#### Task objective:
Reproduce the passage about Joy Bimal Roy's book word for word, from start to finish.

#### Given passage:
------------

Ramblings of Joy Bimal Roy

‘So what is it like being the son of Bimal Roy[1]?’ Ratnottama Sengupta asked the author of Ramblings of a Bandra Boy

Ratnottama Sengupta and Joy Bimal Roy. Photo Courtesy: Debashish Sengupta

Rambling, when used for writing – or speech – implies unmapped, confused or, at worst, inconsequential flow of thoughts. In another usage, the word applies to walking in the countryside for sheer pleasure. It is in this second sense that Joy Bimal Roy’s digitally published text, Ramblings of a Bandra Boy is a perfect match of form and content. For, its sweeping take hops from landscape to landscape and life to life of persons who have peopled the world of the author born in a typical Bandra household precisely 70 years ago.

------------

(Bounding box prediction data)
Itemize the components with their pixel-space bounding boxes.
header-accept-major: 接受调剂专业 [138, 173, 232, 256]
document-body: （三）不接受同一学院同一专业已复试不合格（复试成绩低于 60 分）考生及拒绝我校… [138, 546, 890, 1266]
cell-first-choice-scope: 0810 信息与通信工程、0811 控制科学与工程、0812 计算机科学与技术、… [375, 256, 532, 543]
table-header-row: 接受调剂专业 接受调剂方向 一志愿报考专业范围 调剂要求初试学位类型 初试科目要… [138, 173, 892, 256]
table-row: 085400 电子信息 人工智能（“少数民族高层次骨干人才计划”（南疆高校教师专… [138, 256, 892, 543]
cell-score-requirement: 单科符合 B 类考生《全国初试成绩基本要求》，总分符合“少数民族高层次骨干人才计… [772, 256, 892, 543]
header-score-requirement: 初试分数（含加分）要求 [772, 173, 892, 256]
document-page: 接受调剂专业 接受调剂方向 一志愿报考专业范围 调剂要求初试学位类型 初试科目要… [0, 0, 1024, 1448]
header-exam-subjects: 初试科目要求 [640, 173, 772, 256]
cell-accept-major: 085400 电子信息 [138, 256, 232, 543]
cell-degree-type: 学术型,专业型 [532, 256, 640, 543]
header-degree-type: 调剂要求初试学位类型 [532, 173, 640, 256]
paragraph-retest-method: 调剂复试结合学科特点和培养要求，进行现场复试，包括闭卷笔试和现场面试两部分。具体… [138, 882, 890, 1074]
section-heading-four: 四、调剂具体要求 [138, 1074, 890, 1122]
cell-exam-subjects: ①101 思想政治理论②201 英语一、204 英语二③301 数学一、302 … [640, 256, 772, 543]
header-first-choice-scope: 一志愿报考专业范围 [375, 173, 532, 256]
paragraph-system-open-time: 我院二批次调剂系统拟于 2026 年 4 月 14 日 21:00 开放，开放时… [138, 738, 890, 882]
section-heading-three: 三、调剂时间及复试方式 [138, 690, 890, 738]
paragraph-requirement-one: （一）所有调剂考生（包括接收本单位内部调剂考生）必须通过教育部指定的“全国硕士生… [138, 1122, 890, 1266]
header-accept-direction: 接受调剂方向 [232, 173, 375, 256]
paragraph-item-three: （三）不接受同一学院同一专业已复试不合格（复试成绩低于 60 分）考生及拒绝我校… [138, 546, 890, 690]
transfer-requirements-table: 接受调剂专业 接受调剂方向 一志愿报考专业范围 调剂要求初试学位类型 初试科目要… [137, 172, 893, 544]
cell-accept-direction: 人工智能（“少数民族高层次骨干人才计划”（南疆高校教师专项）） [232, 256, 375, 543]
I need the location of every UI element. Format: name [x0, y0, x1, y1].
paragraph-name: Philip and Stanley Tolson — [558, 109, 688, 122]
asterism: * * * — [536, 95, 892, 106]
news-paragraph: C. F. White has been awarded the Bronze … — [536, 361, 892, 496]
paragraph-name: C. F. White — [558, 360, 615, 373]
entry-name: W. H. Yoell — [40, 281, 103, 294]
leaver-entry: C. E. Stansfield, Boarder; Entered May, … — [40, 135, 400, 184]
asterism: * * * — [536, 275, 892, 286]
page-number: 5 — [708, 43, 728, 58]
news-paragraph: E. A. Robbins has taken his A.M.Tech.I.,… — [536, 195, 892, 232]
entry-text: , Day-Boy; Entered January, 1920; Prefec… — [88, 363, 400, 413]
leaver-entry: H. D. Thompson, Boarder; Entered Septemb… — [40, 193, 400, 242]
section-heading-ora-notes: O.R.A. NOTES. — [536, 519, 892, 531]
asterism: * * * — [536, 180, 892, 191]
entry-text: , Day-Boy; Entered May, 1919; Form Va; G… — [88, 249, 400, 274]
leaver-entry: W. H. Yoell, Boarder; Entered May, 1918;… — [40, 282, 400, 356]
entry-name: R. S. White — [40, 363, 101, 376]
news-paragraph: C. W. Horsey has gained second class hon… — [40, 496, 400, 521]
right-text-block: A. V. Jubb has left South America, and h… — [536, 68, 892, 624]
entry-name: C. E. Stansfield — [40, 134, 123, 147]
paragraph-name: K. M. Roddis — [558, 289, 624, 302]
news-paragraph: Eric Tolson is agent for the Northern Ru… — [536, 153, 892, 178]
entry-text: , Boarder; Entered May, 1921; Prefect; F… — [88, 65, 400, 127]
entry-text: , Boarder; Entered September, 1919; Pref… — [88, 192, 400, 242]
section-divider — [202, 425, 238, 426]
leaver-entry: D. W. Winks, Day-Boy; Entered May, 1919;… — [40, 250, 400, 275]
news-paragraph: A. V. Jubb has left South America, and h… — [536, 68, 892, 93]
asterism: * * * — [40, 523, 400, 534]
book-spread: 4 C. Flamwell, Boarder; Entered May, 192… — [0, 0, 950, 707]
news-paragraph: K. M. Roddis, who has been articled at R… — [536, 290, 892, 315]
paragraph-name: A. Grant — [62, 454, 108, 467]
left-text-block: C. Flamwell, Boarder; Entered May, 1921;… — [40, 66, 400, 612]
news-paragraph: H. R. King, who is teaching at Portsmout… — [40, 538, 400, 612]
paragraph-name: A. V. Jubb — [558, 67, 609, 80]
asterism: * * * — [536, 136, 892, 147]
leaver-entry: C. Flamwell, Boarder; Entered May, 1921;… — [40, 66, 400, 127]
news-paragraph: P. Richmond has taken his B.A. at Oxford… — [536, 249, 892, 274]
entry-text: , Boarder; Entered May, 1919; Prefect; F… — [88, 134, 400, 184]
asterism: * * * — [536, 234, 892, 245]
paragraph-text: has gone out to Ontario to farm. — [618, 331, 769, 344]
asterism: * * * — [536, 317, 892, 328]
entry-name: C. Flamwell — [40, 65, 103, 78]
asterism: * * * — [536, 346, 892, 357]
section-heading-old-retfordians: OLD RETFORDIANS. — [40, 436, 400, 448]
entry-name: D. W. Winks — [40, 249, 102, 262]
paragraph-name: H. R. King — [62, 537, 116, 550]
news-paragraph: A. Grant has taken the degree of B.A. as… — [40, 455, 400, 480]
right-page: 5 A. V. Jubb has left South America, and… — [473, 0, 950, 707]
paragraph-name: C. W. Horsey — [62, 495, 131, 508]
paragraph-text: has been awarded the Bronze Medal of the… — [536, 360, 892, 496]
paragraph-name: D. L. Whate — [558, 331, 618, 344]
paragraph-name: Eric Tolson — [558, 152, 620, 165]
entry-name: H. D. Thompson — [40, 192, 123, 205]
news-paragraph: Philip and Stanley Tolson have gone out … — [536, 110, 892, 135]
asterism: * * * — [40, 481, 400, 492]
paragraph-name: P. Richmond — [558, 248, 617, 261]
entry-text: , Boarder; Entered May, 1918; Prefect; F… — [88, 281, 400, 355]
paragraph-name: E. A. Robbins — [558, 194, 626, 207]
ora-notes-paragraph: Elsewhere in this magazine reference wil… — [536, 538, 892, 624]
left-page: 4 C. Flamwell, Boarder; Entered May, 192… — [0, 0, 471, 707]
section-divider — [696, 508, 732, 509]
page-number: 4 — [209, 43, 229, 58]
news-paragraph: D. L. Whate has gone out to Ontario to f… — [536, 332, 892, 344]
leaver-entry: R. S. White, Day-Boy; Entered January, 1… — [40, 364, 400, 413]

------------

#### Worked solution:
Ramblings of Joy Bimal Roy

‘So what is it like being the son of Bimal Roy[1]?’ Ratnottama Sengupta asked the author of Ramblings of a Bandra Boy

Ratnottama Sengupta and Joy Bimal Roy. Photo Courtesy: Debashish Sengupta

Rambling, when used for writing – or speech – implies unmapped, confused or, at worst, inconsequential flow of thoughts. In another usage, the word applies to walking in the countryside for sheer pleasure. It is in this second sense that Joy Bimal Roy’s digitally published text, Ramblings of a Bandra Boy is a perfect match of form and content. For, its sweeping take hops from landscape to landscape and life to life of persons who have peopled the world of the author born in a typical Bandra household precisely 70 years ago.